_SUPPLIED DATA_.
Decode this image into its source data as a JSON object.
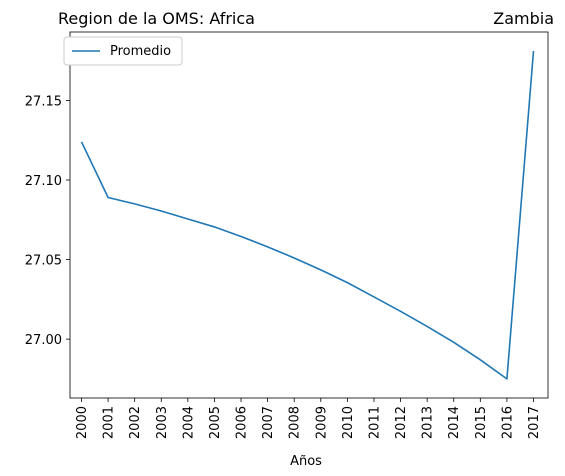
{
  "chart_data": {
    "type": "line",
    "title_left": "Region de la OMS: Africa",
    "title_right": "Zambia",
    "xlabel": "Años",
    "ylabel": "",
    "categories": [
      "2000",
      "2001",
      "2002",
      "2003",
      "2004",
      "2005",
      "2006",
      "2007",
      "2008",
      "2009",
      "2010",
      "2011",
      "2012",
      "2013",
      "2014",
      "2015",
      "2016",
      "2017"
    ],
    "series": [
      {
        "name": "Promedio",
        "color": "#1f77b4",
        "values": [
          27.124,
          27.089,
          27.085,
          27.0805,
          27.0755,
          27.0705,
          27.0645,
          27.058,
          27.051,
          27.0435,
          27.0355,
          27.0265,
          27.0175,
          27.008,
          26.998,
          26.987,
          26.975,
          27.181
        ]
      }
    ],
    "ylim": [
      26.963,
      27.193
    ],
    "yticks": [
      "27.00",
      "27.05",
      "27.10",
      "27.15"
    ],
    "ytick_values": [
      27.0,
      27.05,
      27.1,
      27.15
    ],
    "legend_position": "upper-left",
    "grid": false
  }
}
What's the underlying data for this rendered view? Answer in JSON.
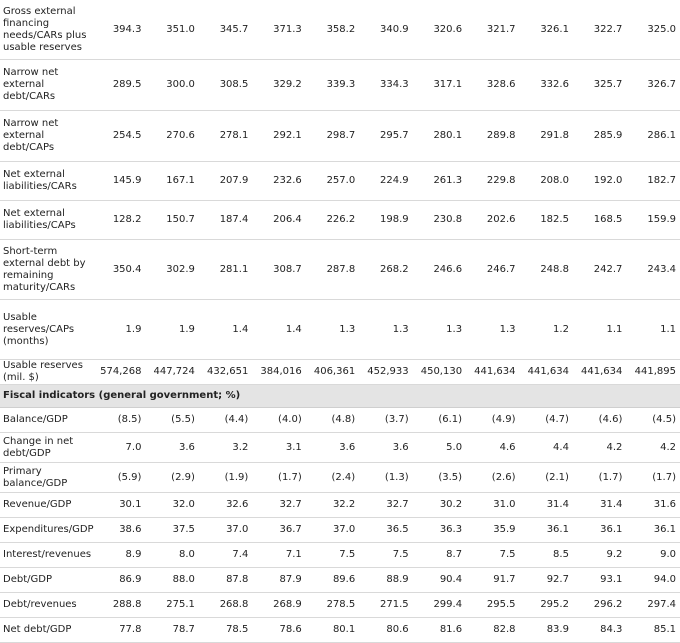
{
  "external_rows": [
    {
      "label": "Gross external financing needs/CARs plus usable reserves",
      "values": [
        "394.3",
        "351.0",
        "345.7",
        "371.3",
        "358.2",
        "340.9",
        "320.6",
        "321.7",
        "326.1",
        "322.7",
        "325.0"
      ]
    },
    {
      "label": "Narrow net external debt/CARs",
      "values": [
        "289.5",
        "300.0",
        "308.5",
        "329.2",
        "339.3",
        "334.3",
        "317.1",
        "328.6",
        "332.6",
        "325.7",
        "326.7"
      ]
    },
    {
      "label": "Narrow net external debt/CAPs",
      "values": [
        "254.5",
        "270.6",
        "278.1",
        "292.1",
        "298.7",
        "295.7",
        "280.1",
        "289.8",
        "291.8",
        "285.9",
        "286.1"
      ]
    },
    {
      "label": "Net external liabilities/CARs",
      "values": [
        "145.9",
        "167.1",
        "207.9",
        "232.6",
        "257.0",
        "224.9",
        "261.3",
        "229.8",
        "208.0",
        "192.0",
        "182.7"
      ]
    },
    {
      "label": "Net external liabilities/CAPs",
      "values": [
        "128.2",
        "150.7",
        "187.4",
        "206.4",
        "226.2",
        "198.9",
        "230.8",
        "202.6",
        "182.5",
        "168.5",
        "159.9"
      ]
    },
    {
      "label": "Short-term external debt by remaining maturity/CARs",
      "values": [
        "350.4",
        "302.9",
        "281.1",
        "308.7",
        "287.8",
        "268.2",
        "246.6",
        "246.7",
        "248.8",
        "242.7",
        "243.4"
      ]
    },
    {
      "label": "Usable reserves/CAPs (months)",
      "values": [
        "1.9",
        "1.9",
        "1.4",
        "1.4",
        "1.3",
        "1.3",
        "1.3",
        "1.3",
        "1.2",
        "1.1",
        "1.1"
      ]
    },
    {
      "label": "Usable reserves (mil. $)",
      "values": [
        "574,268",
        "447,724",
        "432,651",
        "384,016",
        "406,361",
        "452,933",
        "450,130",
        "441,634",
        "441,634",
        "441,634",
        "441,895"
      ]
    }
  ],
  "fiscal_section_title": "Fiscal indicators (general government; %)",
  "fiscal_rows": [
    {
      "label": "Balance/GDP",
      "values": [
        "(8.5)",
        "(5.5)",
        "(4.4)",
        "(4.0)",
        "(4.8)",
        "(3.7)",
        "(6.1)",
        "(4.9)",
        "(4.7)",
        "(4.6)",
        "(4.5)"
      ]
    },
    {
      "label": "Change in net debt/GDP",
      "values": [
        "7.0",
        "3.6",
        "3.2",
        "3.1",
        "3.6",
        "3.6",
        "5.0",
        "4.6",
        "4.4",
        "4.2",
        "4.2"
      ]
    },
    {
      "label": "Primary balance/GDP",
      "values": [
        "(5.9)",
        "(2.9)",
        "(1.9)",
        "(1.7)",
        "(2.4)",
        "(1.3)",
        "(3.5)",
        "(2.6)",
        "(2.1)",
        "(1.7)",
        "(1.7)"
      ]
    },
    {
      "label": "Revenue/GDP",
      "values": [
        "30.1",
        "32.0",
        "32.6",
        "32.7",
        "32.2",
        "32.7",
        "30.2",
        "31.0",
        "31.4",
        "31.4",
        "31.6"
      ]
    },
    {
      "label": "Expenditures/GDP",
      "values": [
        "38.6",
        "37.5",
        "37.0",
        "36.7",
        "37.0",
        "36.5",
        "36.3",
        "35.9",
        "36.1",
        "36.1",
        "36.1"
      ]
    },
    {
      "label": "Interest/revenues",
      "values": [
        "8.9",
        "8.0",
        "7.4",
        "7.1",
        "7.5",
        "7.5",
        "8.7",
        "7.5",
        "8.5",
        "9.2",
        "9.0"
      ]
    },
    {
      "label": "Debt/GDP",
      "values": [
        "86.9",
        "88.0",
        "87.8",
        "87.9",
        "89.6",
        "88.9",
        "90.4",
        "91.7",
        "92.7",
        "93.1",
        "94.0"
      ]
    },
    {
      "label": "Debt/revenues",
      "values": [
        "288.8",
        "275.1",
        "268.8",
        "268.9",
        "278.5",
        "271.5",
        "299.4",
        "295.5",
        "295.2",
        "296.2",
        "297.4"
      ]
    },
    {
      "label": "Net debt/GDP",
      "values": [
        "77.8",
        "78.7",
        "78.5",
        "78.6",
        "80.1",
        "80.6",
        "81.6",
        "82.8",
        "83.9",
        "84.3",
        "85.1"
      ]
    }
  ]
}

_YOUR TASK_.
Count the lines in the records above that contain the word "reserves", and give only the number.

_RESPONSE_.
3